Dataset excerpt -
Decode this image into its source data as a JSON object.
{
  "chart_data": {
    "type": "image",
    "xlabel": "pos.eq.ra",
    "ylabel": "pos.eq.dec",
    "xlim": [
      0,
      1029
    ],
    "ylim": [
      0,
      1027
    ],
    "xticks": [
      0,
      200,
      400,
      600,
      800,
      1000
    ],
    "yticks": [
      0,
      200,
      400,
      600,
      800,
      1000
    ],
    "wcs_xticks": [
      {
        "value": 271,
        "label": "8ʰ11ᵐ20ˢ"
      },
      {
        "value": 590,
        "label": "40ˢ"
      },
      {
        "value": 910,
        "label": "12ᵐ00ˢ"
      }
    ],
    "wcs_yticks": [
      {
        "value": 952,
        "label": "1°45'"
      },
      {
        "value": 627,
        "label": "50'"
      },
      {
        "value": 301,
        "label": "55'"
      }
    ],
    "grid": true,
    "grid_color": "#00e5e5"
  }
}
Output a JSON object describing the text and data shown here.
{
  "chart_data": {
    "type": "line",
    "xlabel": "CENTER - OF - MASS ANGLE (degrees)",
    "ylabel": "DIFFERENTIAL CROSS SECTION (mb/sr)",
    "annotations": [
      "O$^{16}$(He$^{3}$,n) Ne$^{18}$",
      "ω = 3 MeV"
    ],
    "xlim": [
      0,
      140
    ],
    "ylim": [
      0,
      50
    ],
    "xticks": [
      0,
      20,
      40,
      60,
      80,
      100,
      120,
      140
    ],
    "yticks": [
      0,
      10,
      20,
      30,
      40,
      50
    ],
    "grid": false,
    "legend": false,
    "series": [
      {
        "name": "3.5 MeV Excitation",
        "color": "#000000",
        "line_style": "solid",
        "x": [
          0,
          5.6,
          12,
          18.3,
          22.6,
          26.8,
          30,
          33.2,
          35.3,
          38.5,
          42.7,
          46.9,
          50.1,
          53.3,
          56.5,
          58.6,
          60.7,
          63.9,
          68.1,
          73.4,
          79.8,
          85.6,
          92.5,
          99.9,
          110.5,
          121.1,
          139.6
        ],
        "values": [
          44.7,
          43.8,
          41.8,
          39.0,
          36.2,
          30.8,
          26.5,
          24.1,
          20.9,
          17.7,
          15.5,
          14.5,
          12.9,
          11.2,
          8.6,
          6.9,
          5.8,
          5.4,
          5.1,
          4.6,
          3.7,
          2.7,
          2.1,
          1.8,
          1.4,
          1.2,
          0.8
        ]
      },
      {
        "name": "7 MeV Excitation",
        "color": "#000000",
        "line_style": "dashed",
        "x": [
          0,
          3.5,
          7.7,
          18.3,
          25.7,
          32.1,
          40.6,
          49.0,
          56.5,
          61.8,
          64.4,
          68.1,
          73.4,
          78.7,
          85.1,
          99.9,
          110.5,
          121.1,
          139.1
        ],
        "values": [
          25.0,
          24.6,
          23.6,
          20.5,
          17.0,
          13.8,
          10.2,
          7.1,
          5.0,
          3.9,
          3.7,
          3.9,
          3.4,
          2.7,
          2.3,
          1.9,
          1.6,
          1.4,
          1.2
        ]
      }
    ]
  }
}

WHAT YOU NEED TO DO - Retype the data exactly as given.

RESULT FOR THIS TASK -
Decode this image into its source data as a JSON object.
{
  "chart_data": {
    "type": "image",
    "xlabel": "pos.eq.ra",
    "ylabel": "pos.eq.dec",
    "xlim": [
      0,
      1029
    ],
    "ylim": [
      0,
      1027
    ],
    "xticks": [
      0,
      200,
      400,
      600,
      800,
      1000
    ],
    "yticks": [
      0,
      200,
      400,
      600,
      800,
      1000
    ],
    "wcs_xticks": [
      {
        "value": 271,
        "label": "8ʰ11ᵐ20ˢ"
      },
      {
        "value": 590,
        "label": "40ˢ"
      },
      {
        "value": 910,
        "label": "12ᵐ00ˢ"
      }
    ],
    "wcs_yticks": [
      {
        "value": 952,
        "label": "1°45'"
      },
      {
        "value": 627,
        "label": "50'"
      },
      {
        "value": 301,
        "label": "55'"
      }
    ],
    "grid": true,
    "grid_color": "#00e5e5"
  }
}
Output a JSON object describing the text and data shown here.
{
  "chart_data": {
    "type": "line",
    "xlabel": "CENTER - OF - MASS ANGLE (degrees)",
    "ylabel": "DIFFERENTIAL CROSS SECTION (mb/sr)",
    "annotations": [
      "O$^{16}$(He$^{3}$,n) Ne$^{18}$",
      "ω = 3 MeV"
    ],
    "xlim": [
      0,
      140
    ],
    "ylim": [
      0,
      50
    ],
    "xticks": [
      0,
      20,
      40,
      60,
      80,
      100,
      120,
      140
    ],
    "yticks": [
      0,
      10,
      20,
      30,
      40,
      50
    ],
    "grid": false,
    "legend": false,
    "series": [
      {
        "name": "3.5 MeV Excitation",
        "color": "#000000",
        "line_style": "solid",
        "x": [
          0,
          5.6,
          12,
          18.3,
          22.6,
          26.8,
          30,
          33.2,
          35.3,
          38.5,
          42.7,
          46.9,
          50.1,
          53.3,
          56.5,
          58.6,
          60.7,
          63.9,
          68.1,
          73.4,
          79.8,
          85.6,
          92.5,
          99.9,
          110.5,
          121.1,
          139.6
        ],
        "values": [
          44.7,
          43.8,
          41.8,
          39.0,
          36.2,
          30.8,
          26.5,
          24.1,
          20.9,
          17.7,
          15.5,
          14.5,
          12.9,
          11.2,
          8.6,
          6.9,
          5.8,
          5.4,
          5.1,
          4.6,
          3.7,
          2.7,
          2.1,
          1.8,
          1.4,
          1.2,
          0.8
        ]
      },
      {
        "name": "7 MeV Excitation",
        "color": "#000000",
        "line_style": "dashed",
        "x": [
          0,
          3.5,
          7.7,
          18.3,
          25.7,
          32.1,
          40.6,
          49.0,
          56.5,
          61.8,
          64.4,
          68.1,
          73.4,
          78.7,
          85.1,
          99.9,
          110.5,
          121.1,
          139.1
        ],
        "values": [
          25.0,
          24.6,
          23.6,
          20.5,
          17.0,
          13.8,
          10.2,
          7.1,
          5.0,
          3.9,
          3.7,
          3.9,
          3.4,
          2.7,
          2.3,
          1.9,
          1.6,
          1.4,
          1.2
        ]
      }
    ]
  }
}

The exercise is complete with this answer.